**Requirement:** Some lines in the listing below may include the string "Allgäu". How many are there? Give only the number.

****

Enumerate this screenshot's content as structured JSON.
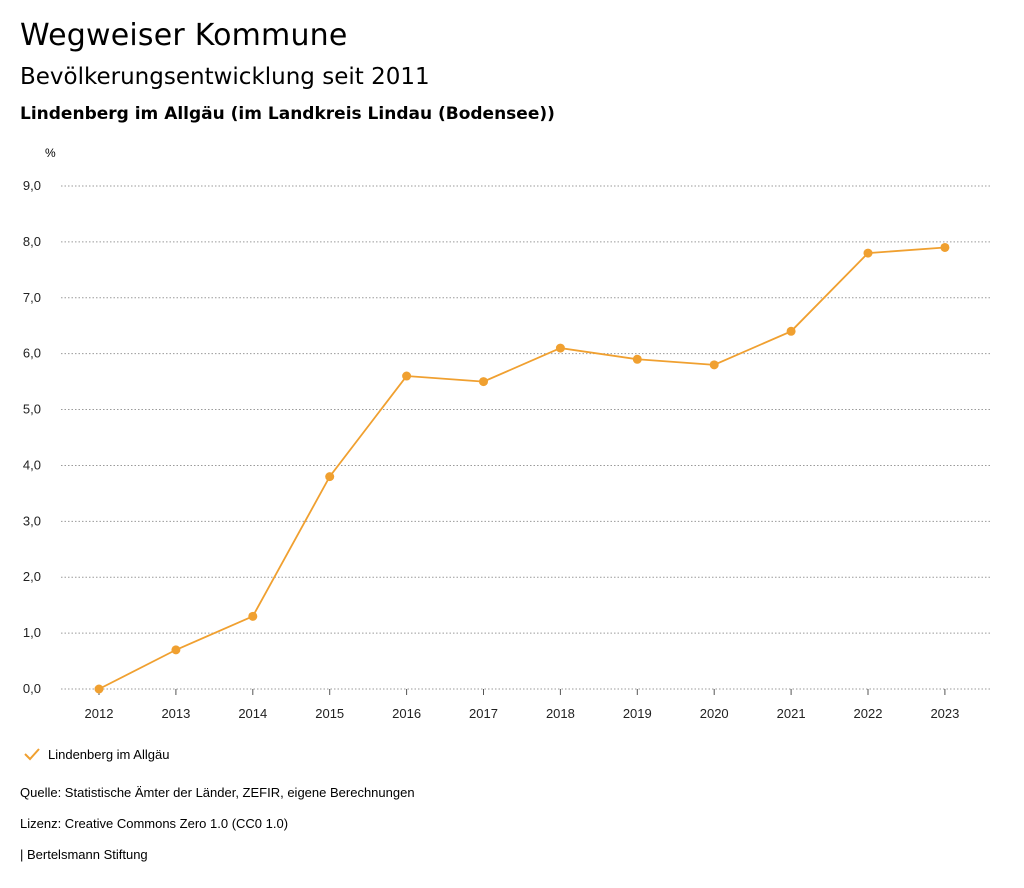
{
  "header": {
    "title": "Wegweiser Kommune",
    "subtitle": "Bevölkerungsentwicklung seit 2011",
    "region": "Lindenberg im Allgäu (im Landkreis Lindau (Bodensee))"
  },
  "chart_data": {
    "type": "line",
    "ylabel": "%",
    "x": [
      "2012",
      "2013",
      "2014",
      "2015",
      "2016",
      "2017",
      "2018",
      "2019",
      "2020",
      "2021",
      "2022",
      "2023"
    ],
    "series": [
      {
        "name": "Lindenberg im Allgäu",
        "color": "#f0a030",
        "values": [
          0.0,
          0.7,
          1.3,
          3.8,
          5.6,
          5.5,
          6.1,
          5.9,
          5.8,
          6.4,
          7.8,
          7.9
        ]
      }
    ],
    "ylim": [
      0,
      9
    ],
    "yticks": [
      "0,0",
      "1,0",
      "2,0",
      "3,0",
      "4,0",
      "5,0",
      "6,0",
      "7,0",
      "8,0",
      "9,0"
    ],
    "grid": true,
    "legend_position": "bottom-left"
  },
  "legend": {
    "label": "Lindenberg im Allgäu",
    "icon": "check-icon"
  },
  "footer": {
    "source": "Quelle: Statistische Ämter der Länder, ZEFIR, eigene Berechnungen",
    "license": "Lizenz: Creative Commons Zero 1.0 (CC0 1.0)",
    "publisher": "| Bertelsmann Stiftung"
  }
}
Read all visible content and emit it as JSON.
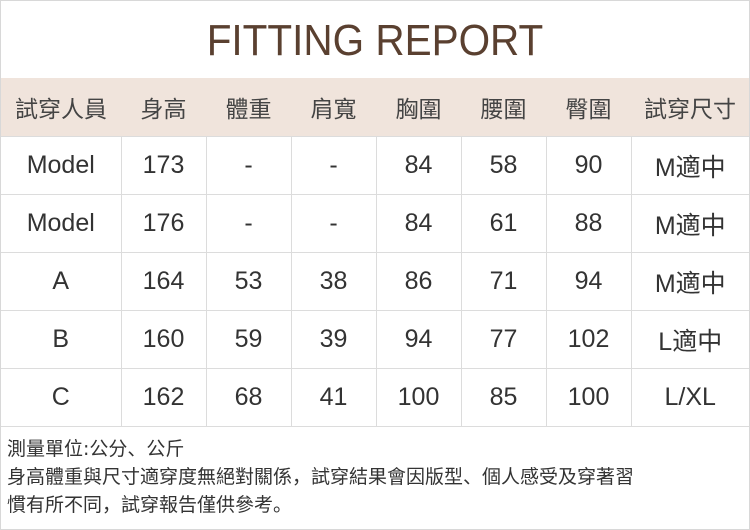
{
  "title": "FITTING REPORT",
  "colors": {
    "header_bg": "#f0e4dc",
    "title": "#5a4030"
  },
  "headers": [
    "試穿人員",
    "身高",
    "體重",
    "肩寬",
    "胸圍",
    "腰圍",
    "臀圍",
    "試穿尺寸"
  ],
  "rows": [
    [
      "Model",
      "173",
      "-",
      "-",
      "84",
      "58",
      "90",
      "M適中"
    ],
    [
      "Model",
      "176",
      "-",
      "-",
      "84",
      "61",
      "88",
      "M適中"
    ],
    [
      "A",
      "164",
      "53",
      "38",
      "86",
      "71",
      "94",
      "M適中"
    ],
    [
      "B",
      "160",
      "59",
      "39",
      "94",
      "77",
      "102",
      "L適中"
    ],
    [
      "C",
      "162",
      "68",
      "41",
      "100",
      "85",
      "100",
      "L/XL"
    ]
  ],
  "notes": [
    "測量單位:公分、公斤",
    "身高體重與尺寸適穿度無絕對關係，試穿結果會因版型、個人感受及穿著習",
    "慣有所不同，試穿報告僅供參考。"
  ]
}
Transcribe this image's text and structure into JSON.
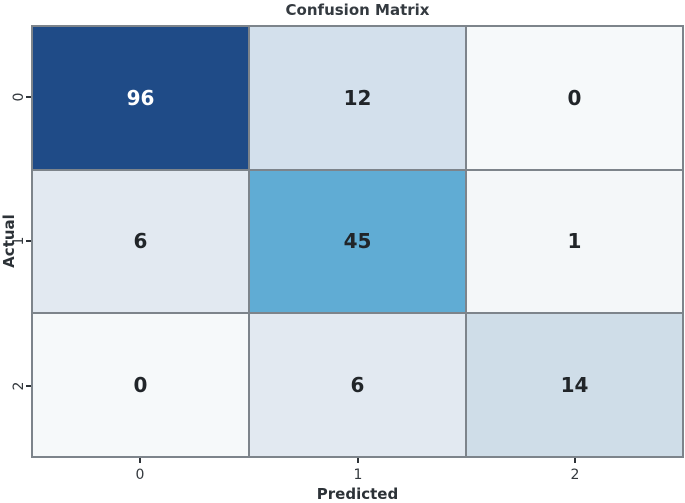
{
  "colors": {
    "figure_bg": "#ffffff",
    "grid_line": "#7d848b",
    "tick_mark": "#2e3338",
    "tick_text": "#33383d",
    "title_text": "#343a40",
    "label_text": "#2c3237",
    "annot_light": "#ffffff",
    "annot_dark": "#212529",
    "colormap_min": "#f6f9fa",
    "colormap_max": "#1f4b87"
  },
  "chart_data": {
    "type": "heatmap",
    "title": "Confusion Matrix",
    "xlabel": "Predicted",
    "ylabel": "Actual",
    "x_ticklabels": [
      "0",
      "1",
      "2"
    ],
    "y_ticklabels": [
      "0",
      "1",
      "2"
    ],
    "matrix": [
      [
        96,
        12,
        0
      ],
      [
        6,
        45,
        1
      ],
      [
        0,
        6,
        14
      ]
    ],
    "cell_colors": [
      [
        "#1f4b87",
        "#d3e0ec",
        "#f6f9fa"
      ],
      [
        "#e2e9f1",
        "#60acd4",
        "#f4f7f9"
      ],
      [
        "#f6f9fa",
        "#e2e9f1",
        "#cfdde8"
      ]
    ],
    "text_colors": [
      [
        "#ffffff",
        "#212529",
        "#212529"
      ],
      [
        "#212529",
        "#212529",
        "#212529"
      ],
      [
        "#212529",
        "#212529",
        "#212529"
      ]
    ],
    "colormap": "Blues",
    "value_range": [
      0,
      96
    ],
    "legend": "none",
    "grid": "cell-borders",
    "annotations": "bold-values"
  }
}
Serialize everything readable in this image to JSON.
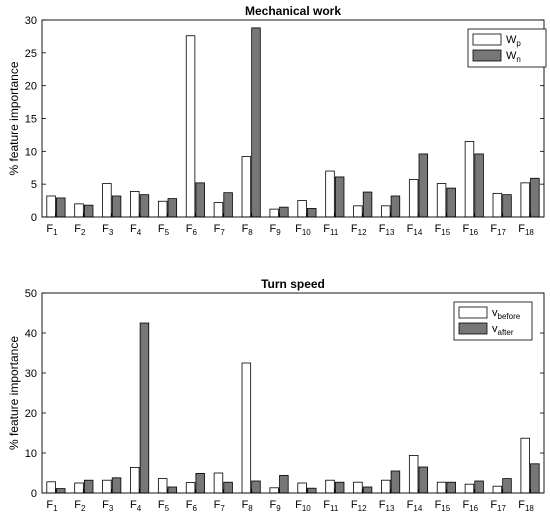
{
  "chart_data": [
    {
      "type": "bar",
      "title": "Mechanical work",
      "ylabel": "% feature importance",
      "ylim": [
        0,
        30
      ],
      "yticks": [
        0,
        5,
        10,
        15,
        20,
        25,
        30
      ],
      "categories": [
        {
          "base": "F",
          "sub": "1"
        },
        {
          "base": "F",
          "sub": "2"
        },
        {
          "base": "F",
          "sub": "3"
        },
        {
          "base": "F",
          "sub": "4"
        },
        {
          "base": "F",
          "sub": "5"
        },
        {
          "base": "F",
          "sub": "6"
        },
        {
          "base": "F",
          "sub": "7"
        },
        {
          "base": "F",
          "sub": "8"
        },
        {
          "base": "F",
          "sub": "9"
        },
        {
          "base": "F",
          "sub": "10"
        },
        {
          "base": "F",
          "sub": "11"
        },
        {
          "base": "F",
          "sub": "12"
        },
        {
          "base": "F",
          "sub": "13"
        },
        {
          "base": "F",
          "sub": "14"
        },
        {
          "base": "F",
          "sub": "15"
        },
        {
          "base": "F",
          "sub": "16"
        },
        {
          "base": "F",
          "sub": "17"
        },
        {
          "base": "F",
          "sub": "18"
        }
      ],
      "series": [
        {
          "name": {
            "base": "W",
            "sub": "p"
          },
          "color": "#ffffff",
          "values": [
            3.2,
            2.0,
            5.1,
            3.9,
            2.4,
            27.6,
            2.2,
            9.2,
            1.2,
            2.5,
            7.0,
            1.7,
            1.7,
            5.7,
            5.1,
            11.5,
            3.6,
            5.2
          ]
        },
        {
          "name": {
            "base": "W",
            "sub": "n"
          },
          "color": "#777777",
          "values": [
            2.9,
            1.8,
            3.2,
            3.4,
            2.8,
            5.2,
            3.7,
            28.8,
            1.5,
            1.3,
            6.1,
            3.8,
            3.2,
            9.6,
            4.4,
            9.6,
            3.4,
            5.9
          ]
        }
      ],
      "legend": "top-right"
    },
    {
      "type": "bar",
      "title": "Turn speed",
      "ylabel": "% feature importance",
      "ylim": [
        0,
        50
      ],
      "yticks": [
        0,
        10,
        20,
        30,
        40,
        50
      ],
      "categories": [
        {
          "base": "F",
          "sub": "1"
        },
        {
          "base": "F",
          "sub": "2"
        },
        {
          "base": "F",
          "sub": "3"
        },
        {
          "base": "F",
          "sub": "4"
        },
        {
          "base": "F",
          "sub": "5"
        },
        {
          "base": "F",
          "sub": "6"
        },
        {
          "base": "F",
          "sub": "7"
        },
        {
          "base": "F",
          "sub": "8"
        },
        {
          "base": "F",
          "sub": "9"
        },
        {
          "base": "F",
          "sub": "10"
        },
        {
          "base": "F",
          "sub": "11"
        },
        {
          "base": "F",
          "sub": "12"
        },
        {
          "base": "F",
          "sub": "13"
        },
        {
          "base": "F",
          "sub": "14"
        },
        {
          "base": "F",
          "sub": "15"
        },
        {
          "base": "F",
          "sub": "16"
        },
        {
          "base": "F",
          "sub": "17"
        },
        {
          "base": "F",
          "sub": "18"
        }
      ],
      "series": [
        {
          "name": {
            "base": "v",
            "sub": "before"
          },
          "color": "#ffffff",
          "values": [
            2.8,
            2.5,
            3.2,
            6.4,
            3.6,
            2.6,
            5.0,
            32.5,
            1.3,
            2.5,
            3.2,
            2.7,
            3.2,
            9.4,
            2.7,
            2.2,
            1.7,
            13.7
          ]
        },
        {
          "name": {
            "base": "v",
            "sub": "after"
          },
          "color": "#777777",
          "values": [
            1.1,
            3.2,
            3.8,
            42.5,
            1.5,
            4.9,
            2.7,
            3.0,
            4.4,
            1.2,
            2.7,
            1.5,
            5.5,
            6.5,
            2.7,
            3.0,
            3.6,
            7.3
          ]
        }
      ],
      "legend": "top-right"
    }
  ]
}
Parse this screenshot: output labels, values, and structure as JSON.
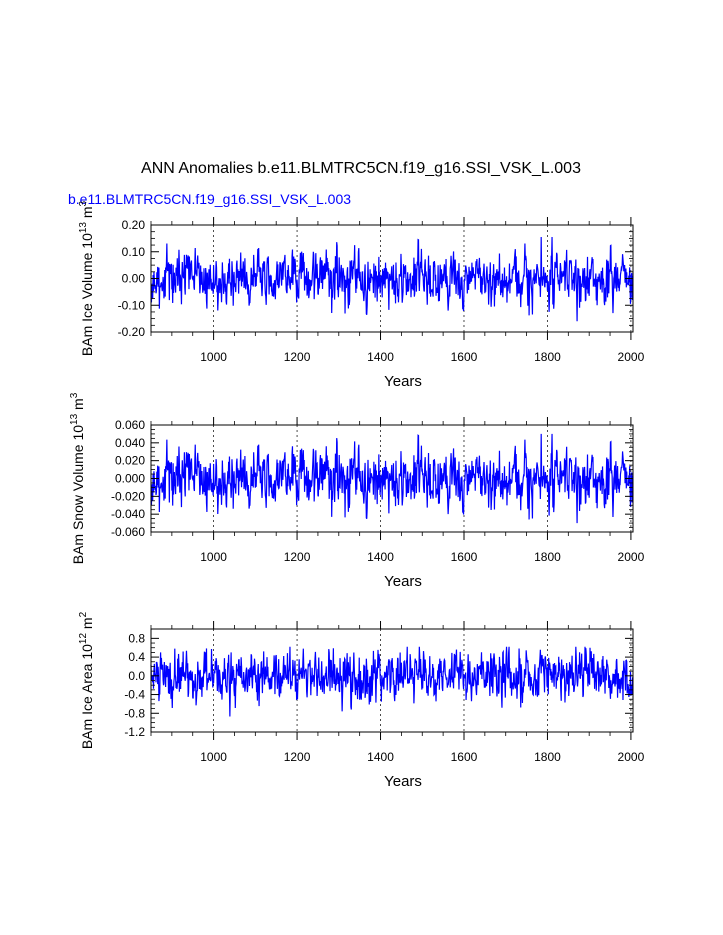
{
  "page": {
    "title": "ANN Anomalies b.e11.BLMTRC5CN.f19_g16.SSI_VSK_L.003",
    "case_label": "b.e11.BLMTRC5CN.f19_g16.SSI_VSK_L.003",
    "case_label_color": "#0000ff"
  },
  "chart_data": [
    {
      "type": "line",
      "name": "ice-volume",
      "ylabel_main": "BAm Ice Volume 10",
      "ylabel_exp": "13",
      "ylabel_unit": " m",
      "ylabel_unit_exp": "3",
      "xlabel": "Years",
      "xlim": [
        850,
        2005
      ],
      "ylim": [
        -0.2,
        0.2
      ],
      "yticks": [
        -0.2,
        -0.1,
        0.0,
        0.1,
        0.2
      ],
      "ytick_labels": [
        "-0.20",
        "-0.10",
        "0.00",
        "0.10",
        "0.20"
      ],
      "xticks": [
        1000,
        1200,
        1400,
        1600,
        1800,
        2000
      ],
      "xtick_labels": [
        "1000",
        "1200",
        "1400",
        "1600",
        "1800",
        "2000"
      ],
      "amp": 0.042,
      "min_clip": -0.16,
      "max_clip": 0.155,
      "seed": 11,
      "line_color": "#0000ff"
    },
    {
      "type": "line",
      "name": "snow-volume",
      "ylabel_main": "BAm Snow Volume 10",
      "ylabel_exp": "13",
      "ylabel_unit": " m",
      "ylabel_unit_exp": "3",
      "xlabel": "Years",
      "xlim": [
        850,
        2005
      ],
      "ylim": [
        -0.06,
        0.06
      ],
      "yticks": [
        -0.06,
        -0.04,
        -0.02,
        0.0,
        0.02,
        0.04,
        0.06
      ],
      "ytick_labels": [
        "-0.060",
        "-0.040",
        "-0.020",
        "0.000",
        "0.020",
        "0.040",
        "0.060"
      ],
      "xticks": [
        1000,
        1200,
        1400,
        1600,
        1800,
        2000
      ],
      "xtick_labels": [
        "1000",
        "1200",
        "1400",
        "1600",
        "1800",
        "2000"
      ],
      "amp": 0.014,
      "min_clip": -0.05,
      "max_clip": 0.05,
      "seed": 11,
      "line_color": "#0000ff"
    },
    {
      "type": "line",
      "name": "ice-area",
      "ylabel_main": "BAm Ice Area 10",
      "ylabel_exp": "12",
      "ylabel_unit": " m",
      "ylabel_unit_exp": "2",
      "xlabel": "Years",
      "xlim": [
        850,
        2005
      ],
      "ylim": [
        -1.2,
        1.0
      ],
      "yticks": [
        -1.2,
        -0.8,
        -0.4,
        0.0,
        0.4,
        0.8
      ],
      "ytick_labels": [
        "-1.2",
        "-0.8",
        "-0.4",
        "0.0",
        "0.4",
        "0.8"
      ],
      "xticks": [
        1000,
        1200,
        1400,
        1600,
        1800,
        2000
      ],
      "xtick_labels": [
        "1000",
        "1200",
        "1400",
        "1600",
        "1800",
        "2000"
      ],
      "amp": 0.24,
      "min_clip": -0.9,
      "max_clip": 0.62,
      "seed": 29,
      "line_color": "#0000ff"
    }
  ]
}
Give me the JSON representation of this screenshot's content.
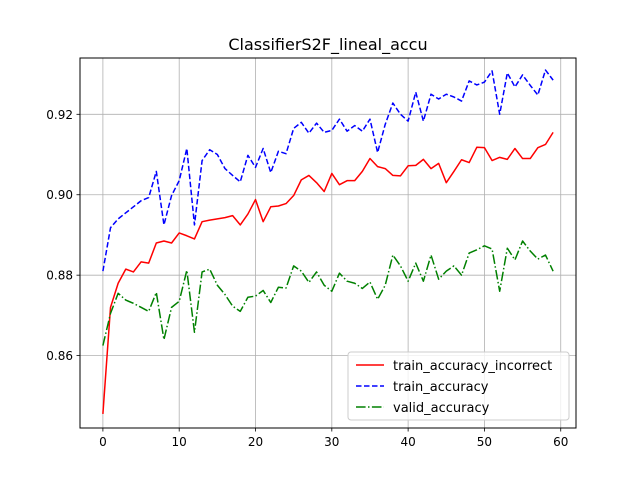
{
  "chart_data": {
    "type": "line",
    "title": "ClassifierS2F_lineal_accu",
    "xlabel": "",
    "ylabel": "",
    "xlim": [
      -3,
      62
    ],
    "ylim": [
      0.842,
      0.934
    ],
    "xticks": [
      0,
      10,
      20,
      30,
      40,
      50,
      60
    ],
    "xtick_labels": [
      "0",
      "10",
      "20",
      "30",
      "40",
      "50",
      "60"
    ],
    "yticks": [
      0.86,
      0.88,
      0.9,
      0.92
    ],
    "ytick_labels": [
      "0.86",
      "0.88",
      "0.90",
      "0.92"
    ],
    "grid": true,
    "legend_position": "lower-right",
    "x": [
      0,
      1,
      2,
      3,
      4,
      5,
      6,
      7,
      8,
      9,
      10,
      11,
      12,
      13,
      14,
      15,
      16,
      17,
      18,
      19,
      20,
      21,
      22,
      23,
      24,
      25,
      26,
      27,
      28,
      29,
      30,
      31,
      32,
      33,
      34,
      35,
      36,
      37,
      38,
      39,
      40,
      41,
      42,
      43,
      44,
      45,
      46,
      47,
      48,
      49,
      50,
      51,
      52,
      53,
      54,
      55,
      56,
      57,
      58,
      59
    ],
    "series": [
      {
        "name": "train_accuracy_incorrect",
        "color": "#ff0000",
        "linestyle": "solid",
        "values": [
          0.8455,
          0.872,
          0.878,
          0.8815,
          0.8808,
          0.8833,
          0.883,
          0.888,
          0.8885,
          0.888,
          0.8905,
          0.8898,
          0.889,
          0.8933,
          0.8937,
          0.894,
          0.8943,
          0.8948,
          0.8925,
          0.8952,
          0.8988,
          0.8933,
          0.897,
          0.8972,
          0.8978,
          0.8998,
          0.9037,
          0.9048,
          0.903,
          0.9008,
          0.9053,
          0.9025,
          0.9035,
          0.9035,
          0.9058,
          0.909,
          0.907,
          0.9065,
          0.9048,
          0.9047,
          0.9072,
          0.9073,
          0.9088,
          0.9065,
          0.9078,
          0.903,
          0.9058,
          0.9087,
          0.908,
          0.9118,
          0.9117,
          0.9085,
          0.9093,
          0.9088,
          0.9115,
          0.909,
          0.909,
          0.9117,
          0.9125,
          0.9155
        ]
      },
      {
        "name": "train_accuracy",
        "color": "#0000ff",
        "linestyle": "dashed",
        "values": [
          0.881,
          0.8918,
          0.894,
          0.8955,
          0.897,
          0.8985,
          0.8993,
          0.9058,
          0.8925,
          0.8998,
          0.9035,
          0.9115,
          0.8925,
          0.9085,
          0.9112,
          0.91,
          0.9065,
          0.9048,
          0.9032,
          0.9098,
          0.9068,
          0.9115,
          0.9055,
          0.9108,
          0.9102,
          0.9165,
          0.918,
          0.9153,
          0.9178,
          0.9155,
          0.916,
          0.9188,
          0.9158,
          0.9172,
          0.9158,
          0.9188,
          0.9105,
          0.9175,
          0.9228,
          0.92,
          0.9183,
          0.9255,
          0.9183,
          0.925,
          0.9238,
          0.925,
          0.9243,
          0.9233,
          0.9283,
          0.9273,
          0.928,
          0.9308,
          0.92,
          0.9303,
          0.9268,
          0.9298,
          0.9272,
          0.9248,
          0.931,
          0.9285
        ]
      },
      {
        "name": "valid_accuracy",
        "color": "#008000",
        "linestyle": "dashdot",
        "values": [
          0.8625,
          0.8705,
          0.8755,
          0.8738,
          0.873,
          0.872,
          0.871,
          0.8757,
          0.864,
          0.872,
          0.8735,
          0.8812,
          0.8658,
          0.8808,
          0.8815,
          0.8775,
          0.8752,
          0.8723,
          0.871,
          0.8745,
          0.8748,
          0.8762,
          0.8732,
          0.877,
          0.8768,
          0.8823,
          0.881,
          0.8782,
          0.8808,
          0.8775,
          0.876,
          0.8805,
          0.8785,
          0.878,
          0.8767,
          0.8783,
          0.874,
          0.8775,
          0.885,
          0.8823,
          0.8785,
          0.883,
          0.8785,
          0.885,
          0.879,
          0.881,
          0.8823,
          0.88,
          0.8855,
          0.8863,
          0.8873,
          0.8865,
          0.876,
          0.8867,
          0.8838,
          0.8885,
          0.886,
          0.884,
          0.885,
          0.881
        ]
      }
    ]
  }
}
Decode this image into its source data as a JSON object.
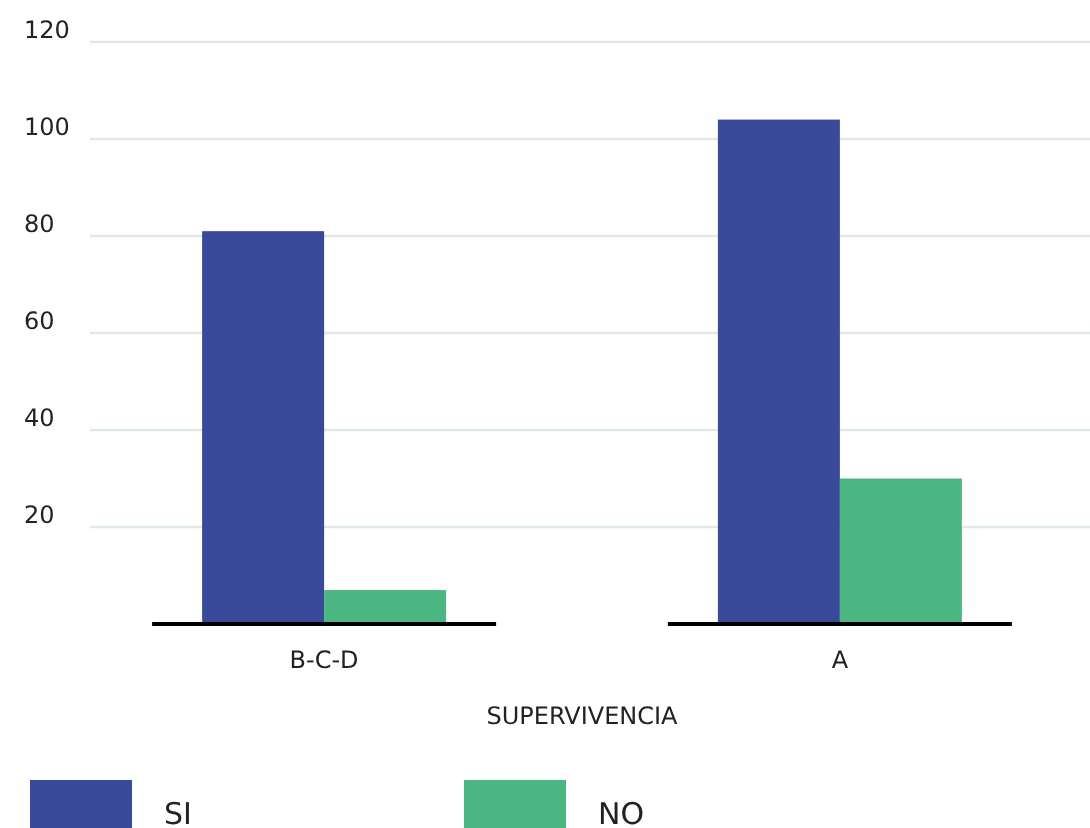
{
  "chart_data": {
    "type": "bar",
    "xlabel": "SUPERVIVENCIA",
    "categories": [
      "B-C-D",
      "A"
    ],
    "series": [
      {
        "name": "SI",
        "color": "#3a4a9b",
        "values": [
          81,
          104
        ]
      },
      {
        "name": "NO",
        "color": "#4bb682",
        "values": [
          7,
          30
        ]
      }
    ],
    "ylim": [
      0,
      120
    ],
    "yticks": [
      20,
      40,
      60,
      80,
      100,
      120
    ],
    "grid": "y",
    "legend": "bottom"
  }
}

****

**Output of the task:** 3